### TASK BRIEF:
Reproduce all entries word for word.

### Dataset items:
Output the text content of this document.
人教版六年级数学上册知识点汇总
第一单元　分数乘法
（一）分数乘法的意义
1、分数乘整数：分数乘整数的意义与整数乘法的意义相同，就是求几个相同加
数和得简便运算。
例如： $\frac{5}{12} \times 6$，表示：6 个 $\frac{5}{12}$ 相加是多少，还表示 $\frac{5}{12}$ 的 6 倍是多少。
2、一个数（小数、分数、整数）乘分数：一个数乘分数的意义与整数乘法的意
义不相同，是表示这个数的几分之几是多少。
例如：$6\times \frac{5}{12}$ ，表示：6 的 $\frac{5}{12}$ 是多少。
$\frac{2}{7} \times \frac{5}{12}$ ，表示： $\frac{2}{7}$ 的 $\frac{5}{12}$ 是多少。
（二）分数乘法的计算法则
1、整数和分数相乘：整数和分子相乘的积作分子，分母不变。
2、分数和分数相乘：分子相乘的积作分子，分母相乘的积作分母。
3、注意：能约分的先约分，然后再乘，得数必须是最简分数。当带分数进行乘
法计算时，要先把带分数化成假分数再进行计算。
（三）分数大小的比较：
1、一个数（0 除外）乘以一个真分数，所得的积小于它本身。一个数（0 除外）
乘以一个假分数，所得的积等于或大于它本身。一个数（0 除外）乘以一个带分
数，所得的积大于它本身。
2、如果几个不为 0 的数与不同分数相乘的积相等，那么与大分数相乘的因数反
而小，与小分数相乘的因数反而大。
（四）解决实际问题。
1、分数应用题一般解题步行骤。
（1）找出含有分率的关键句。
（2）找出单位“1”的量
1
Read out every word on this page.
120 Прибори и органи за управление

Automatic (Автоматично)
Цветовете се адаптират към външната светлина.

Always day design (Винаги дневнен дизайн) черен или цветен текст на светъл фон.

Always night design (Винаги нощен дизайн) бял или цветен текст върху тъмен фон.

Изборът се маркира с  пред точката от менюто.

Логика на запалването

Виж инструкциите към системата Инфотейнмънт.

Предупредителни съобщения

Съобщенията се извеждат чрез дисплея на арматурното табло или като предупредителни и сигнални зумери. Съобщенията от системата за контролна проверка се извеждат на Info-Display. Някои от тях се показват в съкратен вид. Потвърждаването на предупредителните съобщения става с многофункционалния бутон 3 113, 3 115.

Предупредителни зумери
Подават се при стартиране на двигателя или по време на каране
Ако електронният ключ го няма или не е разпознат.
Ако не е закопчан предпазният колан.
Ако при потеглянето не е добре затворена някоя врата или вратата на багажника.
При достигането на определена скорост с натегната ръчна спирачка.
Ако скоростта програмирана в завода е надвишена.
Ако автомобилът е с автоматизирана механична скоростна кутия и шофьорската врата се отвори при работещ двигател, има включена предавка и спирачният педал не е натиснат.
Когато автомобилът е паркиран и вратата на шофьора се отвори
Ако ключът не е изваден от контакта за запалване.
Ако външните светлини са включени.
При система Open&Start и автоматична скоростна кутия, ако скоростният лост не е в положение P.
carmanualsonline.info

### WORKED ANSWER:
Output the text content of this document.
人教版六年级数学上册知识点汇总
第一单元　分数乘法
（一）分数乘法的意义
1、分数乘整数：分数乘整数的意义与整数乘法的意义相同，就是求几个相同加
数和得简便运算。
例如： $\frac{5}{12} \times 6$，表示：6 个 $\frac{5}{12}$ 相加是多少，还表示 $\frac{5}{12}$ 的 6 倍是多少。
2、一个数（小数、分数、整数）乘分数：一个数乘分数的意义与整数乘法的意
义不相同，是表示这个数的几分之几是多少。
例如：$6\times \frac{5}{12}$ ，表示：6 的 $\frac{5}{12}$ 是多少。
$\frac{2}{7} \times \frac{5}{12}$ ，表示： $\frac{2}{7}$ 的 $\frac{5}{12}$ 是多少。
（二）分数乘法的计算法则
1、整数和分数相乘：整数和分子相乘的积作分子，分母不变。
2、分数和分数相乘：分子相乘的积作分子，分母相乘的积作分母。
3、注意：能约分的先约分，然后再乘，得数必须是最简分数。当带分数进行乘
法计算时，要先把带分数化成假分数再进行计算。
（三）分数大小的比较：
1、一个数（0 除外）乘以一个真分数，所得的积小于它本身。一个数（0 除外）
乘以一个假分数，所得的积等于或大于它本身。一个数（0 除外）乘以一个带分
数，所得的积大于它本身。
2、如果几个不为 0 的数与不同分数相乘的积相等，那么与大分数相乘的因数反
而小，与小分数相乘的因数反而大。
（四）解决实际问题。
1、分数应用题一般解题步行骤。
（1）找出含有分率的关键句。
（2）找出单位“1”的量
1
Read out every word on this page.
120 Прибори и органи за управление

Automatic (Автоматично)
Цветовете се адаптират към външната светлина.

Always day design (Винаги дневнен дизайн) черен или цветен текст на светъл фон.

Always night design (Винаги нощен дизайн) бял или цветен текст върху тъмен фон.

Изборът се маркира с  пред точката от менюто.

Логика на запалването

Виж инструкциите към системата Инфотейнмънт.

Предупредителни съобщения

Съобщенията се извеждат чрез дисплея на арматурното табло или като предупредителни и сигнални зумери. Съобщенията от системата за контролна проверка се извеждат на Info-Display. Някои от тях се показват в съкратен вид. Потвърждаването на предупредителните съобщения става с многофункционалния бутон 3 113, 3 115.

Предупредителни зумери
Подават се при стартиране на двигателя или по време на каране
Ако електронният ключ го няма или не е разпознат.
Ако не е закопчан предпазният колан.
Ако при потеглянето не е добре затворена някоя врата или вратата на багажника.
При достигането на определена скорост с натегната ръчна спирачка.
Ако скоростта програмирана в завода е надвишена.
Ако автомобилът е с автоматизирана механична скоростна кутия и шофьорската врата се отвори при работещ двигател, има включена предавка и спирачният педал не е натиснат.
Когато автомобилът е паркиран и вратата на шофьора се отвори
Ако ключът не е изваден от контакта за запалване.
Ако външните светлини са включени.
При система Open&Start и автоматична скоростна кутия, ако скоростният лост не е в положение P.
carmanualsonline.info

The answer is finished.